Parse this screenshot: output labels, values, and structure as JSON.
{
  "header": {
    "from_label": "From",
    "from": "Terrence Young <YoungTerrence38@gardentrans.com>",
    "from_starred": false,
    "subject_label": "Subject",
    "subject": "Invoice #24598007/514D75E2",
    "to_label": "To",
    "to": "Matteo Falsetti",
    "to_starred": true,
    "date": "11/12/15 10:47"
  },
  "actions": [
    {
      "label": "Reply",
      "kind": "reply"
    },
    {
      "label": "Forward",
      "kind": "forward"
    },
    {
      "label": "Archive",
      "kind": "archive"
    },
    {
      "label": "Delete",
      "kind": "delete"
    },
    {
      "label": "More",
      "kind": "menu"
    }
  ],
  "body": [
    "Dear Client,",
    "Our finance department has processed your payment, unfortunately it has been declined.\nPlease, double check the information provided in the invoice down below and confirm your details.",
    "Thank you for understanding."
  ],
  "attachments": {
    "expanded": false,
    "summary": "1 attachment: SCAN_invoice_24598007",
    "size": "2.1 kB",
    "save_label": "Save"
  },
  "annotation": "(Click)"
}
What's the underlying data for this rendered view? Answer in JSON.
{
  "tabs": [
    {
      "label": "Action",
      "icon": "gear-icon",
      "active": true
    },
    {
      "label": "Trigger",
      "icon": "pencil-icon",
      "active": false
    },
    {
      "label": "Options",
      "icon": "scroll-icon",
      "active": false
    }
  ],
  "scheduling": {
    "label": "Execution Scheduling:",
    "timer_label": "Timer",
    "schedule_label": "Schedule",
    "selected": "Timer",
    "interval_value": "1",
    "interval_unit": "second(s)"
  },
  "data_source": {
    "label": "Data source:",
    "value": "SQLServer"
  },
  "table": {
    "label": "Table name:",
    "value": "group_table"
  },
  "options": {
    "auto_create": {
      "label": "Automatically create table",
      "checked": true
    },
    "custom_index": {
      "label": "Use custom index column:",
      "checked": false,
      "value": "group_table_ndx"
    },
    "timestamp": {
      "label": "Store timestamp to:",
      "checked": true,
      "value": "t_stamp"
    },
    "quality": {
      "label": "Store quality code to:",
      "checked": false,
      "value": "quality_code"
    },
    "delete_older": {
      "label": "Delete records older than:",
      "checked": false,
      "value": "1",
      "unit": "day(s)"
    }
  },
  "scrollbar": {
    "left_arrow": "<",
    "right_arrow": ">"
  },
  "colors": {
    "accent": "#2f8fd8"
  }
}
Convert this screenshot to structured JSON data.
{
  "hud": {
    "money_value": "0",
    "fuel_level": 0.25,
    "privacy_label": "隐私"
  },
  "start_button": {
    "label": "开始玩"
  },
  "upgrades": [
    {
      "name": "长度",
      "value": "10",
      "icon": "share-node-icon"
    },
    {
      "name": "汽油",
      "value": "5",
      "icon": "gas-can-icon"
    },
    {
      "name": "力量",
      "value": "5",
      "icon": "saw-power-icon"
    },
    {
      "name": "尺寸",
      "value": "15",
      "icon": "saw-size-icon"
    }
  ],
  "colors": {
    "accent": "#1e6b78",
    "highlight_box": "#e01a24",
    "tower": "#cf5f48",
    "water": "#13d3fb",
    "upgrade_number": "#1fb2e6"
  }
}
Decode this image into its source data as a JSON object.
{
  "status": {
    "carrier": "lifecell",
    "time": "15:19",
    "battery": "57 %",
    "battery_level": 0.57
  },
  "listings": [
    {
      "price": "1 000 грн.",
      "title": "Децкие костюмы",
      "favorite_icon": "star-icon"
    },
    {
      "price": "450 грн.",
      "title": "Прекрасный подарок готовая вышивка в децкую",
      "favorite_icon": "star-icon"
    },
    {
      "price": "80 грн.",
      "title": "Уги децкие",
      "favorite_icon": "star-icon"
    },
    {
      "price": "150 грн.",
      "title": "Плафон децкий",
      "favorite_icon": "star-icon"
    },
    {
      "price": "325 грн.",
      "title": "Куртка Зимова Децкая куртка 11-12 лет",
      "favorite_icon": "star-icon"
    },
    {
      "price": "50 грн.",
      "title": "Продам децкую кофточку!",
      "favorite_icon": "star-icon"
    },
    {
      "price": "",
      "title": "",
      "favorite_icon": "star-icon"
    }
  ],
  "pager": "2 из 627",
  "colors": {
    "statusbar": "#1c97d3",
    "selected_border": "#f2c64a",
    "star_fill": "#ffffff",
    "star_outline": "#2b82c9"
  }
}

# # # #

▶ Objective
Reproduce all the data word for word.

▶ Completed task
Parse this screenshot: output labels, values, and structure as JSON.
{
  "header": {
    "from_label": "From",
    "from": "Terrence Young <YoungTerrence38@gardentrans.com>",
    "from_starred": false,
    "subject_label": "Subject",
    "subject": "Invoice #24598007/514D75E2",
    "to_label": "To",
    "to": "Matteo Falsetti",
    "to_starred": true,
    "date": "11/12/15 10:47"
  },
  "actions": [
    {
      "label": "Reply",
      "kind": "reply"
    },
    {
      "label": "Forward",
      "kind": "forward"
    },
    {
      "label": "Archive",
      "kind": "archive"
    },
    {
      "label": "Delete",
      "kind": "delete"
    },
    {
      "label": "More",
      "kind": "menu"
    }
  ],
  "body": [
    "Dear Client,",
    "Our finance department has processed your payment, unfortunately it has been declined.\nPlease, double check the information provided in the invoice down below and confirm your details.",
    "Thank you for understanding."
  ],
  "attachments": {
    "expanded": false,
    "summary": "1 attachment: SCAN_invoice_24598007",
    "size": "2.1 kB",
    "save_label": "Save"
  },
  "annotation": "(Click)"
}
What's the underlying data for this rendered view? Answer in JSON.
{
  "tabs": [
    {
      "label": "Action",
      "icon": "gear-icon",
      "active": true
    },
    {
      "label": "Trigger",
      "icon": "pencil-icon",
      "active": false
    },
    {
      "label": "Options",
      "icon": "scroll-icon",
      "active": false
    }
  ],
  "scheduling": {
    "label": "Execution Scheduling:",
    "timer_label": "Timer",
    "schedule_label": "Schedule",
    "selected": "Timer",
    "interval_value": "1",
    "interval_unit": "second(s)"
  },
  "data_source": {
    "label": "Data source:",
    "value": "SQLServer"
  },
  "table": {
    "label": "Table name:",
    "value": "group_table"
  },
  "options": {
    "auto_create": {
      "label": "Automatically create table",
      "checked": true
    },
    "custom_index": {
      "label": "Use custom index column:",
      "checked": false,
      "value": "group_table_ndx"
    },
    "timestamp": {
      "label": "Store timestamp to:",
      "checked": true,
      "value": "t_stamp"
    },
    "quality": {
      "label": "Store quality code to:",
      "checked": false,
      "value": "quality_code"
    },
    "delete_older": {
      "label": "Delete records older than:",
      "checked": false,
      "value": "1",
      "unit": "day(s)"
    }
  },
  "scrollbar": {
    "left_arrow": "<",
    "right_arrow": ">"
  },
  "colors": {
    "accent": "#2f8fd8"
  }
}
Convert this screenshot to structured JSON data.
{
  "hud": {
    "money_value": "0",
    "fuel_level": 0.25,
    "privacy_label": "隐私"
  },
  "start_button": {
    "label": "开始玩"
  },
  "upgrades": [
    {
      "name": "长度",
      "value": "10",
      "icon": "share-node-icon"
    },
    {
      "name": "汽油",
      "value": "5",
      "icon": "gas-can-icon"
    },
    {
      "name": "力量",
      "value": "5",
      "icon": "saw-power-icon"
    },
    {
      "name": "尺寸",
      "value": "15",
      "icon": "saw-size-icon"
    }
  ],
  "colors": {
    "accent": "#1e6b78",
    "highlight_box": "#e01a24",
    "tower": "#cf5f48",
    "water": "#13d3fb",
    "upgrade_number": "#1fb2e6"
  }
}
Decode this image into its source data as a JSON object.
{
  "status": {
    "carrier": "lifecell",
    "time": "15:19",
    "battery": "57 %",
    "battery_level": 0.57
  },
  "listings": [
    {
      "price": "1 000 грн.",
      "title": "Децкие костюмы",
      "favorite_icon": "star-icon"
    },
    {
      "price": "450 грн.",
      "title": "Прекрасный подарок готовая вышивка в децкую",
      "favorite_icon": "star-icon"
    },
    {
      "price": "80 грн.",
      "title": "Уги децкие",
      "favorite_icon": "star-icon"
    },
    {
      "price": "150 грн.",
      "title": "Плафон децкий",
      "favorite_icon": "star-icon"
    },
    {
      "price": "325 грн.",
      "title": "Куртка Зимова Децкая куртка 11-12 лет",
      "favorite_icon": "star-icon"
    },
    {
      "price": "50 грн.",
      "title": "Продам децкую кофточку!",
      "favorite_icon": "star-icon"
    },
    {
      "price": "",
      "title": "",
      "favorite_icon": "star-icon"
    }
  ],
  "pager": "2 из 627",
  "colors": {
    "statusbar": "#1c97d3",
    "selected_border": "#f2c64a",
    "star_fill": "#ffffff",
    "star_outline": "#2b82c9"
  }
}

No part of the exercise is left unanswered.